## Written problem
Can you pull out the records from the very first line through the line containing "change-item: 实缴的出资额 [92,318,185,339]", with both of those lines included, and copy them verbatim with nothing else?

## Supplied records
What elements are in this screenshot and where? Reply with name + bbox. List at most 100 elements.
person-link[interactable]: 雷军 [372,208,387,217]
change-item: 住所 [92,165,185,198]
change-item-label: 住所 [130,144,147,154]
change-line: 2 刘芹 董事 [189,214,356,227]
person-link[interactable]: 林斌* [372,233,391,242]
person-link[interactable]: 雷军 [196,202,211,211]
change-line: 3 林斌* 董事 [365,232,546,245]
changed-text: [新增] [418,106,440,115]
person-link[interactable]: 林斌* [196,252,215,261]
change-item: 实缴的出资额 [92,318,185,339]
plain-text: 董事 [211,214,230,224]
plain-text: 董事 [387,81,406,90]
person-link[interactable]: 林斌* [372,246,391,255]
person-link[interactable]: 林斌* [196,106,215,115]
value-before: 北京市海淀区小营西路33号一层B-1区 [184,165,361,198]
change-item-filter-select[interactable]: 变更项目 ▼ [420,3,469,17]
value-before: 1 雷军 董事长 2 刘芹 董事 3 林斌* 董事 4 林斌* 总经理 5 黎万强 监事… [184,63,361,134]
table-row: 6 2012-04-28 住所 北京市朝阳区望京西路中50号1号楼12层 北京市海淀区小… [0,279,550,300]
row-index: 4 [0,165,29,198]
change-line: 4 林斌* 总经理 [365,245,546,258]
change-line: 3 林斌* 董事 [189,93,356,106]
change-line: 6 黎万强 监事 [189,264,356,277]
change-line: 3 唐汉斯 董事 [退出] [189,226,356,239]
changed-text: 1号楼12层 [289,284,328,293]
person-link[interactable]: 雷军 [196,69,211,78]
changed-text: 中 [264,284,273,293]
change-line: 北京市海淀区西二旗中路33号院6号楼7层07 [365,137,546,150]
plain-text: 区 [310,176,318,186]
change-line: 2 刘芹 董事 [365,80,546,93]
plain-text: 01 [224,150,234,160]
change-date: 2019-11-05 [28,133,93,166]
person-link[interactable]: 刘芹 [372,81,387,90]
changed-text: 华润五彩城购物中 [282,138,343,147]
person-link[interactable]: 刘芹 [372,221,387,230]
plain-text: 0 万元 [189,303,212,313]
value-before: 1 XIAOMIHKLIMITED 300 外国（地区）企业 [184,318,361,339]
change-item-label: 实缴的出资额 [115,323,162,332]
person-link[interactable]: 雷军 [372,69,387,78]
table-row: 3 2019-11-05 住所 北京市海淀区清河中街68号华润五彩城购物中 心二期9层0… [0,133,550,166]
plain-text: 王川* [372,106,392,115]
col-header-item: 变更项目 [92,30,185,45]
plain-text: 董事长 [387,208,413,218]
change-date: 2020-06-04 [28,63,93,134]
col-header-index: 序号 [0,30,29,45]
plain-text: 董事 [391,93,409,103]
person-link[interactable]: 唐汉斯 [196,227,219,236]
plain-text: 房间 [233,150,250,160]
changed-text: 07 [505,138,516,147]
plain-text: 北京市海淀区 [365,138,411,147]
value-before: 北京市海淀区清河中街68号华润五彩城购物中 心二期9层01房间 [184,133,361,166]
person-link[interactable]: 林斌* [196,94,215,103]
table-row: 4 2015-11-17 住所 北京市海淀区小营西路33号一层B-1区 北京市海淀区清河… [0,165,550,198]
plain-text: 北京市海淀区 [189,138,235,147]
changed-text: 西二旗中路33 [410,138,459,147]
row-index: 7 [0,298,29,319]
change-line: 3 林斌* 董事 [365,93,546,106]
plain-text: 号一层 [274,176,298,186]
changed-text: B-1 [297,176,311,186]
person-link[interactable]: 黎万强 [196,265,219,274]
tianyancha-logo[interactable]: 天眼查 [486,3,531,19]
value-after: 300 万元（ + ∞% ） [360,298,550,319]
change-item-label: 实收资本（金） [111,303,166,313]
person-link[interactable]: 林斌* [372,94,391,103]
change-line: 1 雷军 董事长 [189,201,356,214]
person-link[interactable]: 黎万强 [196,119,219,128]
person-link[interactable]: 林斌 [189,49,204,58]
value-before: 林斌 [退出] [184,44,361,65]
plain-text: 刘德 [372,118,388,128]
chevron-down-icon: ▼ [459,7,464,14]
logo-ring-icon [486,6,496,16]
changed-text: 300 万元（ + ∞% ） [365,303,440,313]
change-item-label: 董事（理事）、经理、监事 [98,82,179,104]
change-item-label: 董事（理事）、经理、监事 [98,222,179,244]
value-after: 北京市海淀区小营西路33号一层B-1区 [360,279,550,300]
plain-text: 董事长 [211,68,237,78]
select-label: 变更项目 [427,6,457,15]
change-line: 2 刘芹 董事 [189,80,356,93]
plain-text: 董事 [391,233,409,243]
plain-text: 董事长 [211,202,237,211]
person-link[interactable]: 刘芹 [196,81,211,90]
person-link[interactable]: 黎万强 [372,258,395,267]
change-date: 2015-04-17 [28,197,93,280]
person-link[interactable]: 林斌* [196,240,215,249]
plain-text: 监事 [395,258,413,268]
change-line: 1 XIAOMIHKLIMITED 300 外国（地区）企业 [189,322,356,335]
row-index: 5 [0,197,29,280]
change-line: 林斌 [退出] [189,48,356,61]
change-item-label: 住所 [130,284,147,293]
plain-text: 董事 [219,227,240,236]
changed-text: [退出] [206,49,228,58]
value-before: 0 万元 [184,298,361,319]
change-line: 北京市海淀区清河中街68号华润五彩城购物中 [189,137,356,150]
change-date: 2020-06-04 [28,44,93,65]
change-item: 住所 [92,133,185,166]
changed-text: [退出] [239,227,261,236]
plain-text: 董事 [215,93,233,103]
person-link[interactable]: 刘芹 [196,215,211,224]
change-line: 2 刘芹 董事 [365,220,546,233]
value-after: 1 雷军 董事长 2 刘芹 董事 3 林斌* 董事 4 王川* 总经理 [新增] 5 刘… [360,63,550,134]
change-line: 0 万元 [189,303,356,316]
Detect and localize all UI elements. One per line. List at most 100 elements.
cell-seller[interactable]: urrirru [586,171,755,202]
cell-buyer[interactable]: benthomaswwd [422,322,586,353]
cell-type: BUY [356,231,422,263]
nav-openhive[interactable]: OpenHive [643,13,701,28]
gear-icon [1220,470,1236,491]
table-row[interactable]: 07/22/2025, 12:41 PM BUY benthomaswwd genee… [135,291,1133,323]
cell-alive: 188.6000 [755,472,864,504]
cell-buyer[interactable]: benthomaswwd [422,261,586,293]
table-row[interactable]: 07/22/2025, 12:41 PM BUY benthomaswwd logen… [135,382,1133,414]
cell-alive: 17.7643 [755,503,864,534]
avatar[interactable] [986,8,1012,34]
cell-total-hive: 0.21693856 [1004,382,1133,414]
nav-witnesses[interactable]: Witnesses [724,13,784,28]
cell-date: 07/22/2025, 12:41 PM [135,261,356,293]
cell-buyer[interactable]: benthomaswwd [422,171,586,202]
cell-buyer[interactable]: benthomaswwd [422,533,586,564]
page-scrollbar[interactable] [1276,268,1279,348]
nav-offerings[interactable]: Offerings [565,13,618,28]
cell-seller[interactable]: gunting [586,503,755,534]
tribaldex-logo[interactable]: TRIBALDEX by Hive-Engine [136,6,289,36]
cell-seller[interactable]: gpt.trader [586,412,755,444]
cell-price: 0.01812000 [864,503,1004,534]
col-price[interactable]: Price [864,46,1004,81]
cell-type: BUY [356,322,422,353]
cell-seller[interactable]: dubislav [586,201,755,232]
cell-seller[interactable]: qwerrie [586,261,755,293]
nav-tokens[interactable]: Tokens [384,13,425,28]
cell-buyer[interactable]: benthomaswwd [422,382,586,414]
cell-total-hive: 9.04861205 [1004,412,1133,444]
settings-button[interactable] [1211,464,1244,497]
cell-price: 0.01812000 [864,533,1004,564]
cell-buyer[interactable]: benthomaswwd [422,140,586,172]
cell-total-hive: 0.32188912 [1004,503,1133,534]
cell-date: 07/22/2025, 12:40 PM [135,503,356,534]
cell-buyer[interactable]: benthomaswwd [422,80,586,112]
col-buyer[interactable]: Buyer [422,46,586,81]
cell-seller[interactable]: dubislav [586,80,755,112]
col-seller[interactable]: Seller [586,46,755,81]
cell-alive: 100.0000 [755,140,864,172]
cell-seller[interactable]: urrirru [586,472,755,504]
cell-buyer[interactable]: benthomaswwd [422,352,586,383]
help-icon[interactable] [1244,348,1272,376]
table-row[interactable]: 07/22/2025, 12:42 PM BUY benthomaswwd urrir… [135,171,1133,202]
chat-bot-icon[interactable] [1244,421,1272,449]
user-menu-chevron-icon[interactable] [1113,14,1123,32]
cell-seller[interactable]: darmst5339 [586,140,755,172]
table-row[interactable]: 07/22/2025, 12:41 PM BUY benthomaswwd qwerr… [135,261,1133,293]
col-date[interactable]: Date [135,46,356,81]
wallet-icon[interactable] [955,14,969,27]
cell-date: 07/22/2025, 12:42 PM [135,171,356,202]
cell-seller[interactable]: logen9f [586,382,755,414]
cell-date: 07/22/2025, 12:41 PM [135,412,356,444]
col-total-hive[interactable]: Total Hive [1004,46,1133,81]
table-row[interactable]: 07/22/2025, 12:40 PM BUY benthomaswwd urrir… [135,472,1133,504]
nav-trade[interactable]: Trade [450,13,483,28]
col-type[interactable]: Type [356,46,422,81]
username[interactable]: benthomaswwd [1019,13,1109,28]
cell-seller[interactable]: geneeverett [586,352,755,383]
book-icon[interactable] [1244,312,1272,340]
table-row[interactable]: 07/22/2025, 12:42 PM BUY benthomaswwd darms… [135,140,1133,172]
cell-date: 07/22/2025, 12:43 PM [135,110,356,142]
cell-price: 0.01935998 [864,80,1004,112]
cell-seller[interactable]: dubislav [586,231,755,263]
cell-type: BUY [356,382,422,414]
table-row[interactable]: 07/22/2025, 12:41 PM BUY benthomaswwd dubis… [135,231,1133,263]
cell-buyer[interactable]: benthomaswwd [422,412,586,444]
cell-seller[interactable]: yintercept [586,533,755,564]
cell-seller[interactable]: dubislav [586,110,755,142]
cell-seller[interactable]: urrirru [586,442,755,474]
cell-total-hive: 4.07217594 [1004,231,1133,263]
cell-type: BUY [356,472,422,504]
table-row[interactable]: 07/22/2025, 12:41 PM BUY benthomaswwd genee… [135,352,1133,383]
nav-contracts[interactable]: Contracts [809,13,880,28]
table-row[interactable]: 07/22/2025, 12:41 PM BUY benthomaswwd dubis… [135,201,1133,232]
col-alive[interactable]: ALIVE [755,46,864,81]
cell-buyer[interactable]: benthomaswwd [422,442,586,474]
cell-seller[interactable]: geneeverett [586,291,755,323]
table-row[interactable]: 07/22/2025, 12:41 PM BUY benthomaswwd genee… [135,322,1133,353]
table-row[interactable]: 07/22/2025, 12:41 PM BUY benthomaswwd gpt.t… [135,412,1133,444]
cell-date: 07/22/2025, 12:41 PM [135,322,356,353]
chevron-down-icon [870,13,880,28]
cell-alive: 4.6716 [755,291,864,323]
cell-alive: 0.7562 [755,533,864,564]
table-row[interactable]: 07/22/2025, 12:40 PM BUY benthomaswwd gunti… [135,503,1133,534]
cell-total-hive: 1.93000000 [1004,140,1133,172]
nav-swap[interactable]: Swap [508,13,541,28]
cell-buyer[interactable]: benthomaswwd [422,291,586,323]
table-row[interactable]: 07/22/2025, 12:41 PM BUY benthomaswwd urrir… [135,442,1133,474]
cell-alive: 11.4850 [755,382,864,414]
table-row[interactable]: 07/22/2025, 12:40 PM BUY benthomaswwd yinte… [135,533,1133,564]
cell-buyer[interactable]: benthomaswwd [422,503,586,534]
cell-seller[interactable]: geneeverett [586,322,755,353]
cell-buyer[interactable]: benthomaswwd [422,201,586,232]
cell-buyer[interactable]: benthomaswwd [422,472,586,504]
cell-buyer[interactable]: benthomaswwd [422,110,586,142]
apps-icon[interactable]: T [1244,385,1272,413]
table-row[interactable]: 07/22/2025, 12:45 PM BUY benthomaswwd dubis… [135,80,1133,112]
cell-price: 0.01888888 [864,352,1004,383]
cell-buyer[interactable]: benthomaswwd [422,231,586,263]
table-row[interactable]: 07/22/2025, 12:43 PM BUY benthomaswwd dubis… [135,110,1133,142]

## Worked answer
What elements are in this screenshot and where? Reply with name + bbox. List at most 100 elements.
person-link[interactable]: 雷军 [372,208,387,217]
change-item: 住所 [92,165,185,198]
change-item-label: 住所 [130,144,147,154]
change-line: 2 刘芹 董事 [189,214,356,227]
person-link[interactable]: 林斌* [372,233,391,242]
person-link[interactable]: 雷军 [196,202,211,211]
change-line: 3 林斌* 董事 [365,232,546,245]
changed-text: [新增] [418,106,440,115]
person-link[interactable]: 林斌* [196,252,215,261]
change-item: 实缴的出资额 [92,318,185,339]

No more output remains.